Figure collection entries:
-- BEGIN --

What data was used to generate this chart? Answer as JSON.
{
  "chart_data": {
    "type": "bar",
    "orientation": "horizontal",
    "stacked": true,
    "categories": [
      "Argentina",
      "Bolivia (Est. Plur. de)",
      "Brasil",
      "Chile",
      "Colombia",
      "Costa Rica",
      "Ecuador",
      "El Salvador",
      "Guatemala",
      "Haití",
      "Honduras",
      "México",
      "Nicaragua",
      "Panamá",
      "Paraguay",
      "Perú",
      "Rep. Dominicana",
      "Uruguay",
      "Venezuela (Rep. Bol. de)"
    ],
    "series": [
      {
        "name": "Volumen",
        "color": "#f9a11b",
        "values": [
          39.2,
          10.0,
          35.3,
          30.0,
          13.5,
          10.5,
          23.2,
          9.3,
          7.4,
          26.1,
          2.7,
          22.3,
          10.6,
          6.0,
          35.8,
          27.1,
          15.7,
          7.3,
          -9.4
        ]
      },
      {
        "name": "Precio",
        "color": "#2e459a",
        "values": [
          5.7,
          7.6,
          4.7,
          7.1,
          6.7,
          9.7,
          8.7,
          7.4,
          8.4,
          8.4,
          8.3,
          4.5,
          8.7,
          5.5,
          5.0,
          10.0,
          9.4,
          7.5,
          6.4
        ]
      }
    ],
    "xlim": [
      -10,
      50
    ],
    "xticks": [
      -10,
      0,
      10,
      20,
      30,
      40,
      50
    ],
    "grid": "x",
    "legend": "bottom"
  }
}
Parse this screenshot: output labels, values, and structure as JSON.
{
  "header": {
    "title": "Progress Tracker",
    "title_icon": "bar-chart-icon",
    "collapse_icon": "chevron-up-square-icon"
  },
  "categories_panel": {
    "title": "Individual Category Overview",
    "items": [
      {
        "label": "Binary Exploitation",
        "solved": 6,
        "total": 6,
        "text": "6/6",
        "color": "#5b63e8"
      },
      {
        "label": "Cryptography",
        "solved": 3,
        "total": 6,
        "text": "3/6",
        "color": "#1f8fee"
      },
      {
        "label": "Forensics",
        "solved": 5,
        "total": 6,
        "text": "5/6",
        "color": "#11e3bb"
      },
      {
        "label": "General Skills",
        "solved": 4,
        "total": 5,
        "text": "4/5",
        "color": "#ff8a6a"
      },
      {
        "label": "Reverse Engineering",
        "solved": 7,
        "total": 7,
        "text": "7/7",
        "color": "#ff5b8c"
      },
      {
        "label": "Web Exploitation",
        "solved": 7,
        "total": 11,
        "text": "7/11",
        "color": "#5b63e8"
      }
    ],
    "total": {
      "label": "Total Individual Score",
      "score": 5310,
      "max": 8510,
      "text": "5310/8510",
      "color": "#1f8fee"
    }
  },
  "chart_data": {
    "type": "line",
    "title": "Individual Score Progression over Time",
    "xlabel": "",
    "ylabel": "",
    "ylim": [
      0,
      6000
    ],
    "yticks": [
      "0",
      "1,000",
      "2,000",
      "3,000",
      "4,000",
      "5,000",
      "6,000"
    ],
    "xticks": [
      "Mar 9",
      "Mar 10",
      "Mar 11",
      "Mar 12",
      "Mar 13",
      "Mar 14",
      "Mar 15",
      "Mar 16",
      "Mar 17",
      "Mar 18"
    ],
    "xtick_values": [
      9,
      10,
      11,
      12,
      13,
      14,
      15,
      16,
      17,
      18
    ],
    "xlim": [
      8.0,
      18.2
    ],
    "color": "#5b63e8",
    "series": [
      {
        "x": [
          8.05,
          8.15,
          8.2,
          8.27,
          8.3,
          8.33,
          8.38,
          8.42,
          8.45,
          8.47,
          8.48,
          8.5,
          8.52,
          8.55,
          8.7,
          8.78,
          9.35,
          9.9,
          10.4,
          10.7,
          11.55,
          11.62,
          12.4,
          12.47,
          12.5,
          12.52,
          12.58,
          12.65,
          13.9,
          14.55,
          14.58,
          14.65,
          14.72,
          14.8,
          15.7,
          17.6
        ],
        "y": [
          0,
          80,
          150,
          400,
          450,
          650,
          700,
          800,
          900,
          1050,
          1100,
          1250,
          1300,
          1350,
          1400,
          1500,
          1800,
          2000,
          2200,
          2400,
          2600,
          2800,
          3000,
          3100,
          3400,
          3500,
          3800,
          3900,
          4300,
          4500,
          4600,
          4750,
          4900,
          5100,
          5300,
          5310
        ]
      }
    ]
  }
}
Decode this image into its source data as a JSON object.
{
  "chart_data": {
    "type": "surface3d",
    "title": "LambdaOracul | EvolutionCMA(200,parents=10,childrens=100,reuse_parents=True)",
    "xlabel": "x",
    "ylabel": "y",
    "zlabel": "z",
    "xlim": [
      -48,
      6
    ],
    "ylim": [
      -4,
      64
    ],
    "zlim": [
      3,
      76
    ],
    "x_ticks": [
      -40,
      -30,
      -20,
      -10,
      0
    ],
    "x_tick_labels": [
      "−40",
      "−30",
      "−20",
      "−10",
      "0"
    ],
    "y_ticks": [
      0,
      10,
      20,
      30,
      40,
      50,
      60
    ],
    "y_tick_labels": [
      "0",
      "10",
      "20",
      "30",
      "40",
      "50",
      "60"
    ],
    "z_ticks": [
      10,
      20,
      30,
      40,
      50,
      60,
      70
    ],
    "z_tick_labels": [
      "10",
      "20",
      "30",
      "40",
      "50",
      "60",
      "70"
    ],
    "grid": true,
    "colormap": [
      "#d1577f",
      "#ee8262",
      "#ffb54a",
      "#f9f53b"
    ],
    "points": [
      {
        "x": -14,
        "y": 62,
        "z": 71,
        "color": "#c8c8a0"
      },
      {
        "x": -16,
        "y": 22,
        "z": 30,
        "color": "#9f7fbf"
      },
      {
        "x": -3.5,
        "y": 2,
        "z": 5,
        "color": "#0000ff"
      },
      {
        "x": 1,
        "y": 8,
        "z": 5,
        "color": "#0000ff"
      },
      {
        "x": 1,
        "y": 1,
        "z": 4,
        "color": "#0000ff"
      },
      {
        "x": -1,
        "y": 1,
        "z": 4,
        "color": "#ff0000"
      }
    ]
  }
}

-- END --

Pull out each line containing the word "Exploitation" and copy it.

        "label": "Binary Exploitation",
        "label": "Web Exploitation",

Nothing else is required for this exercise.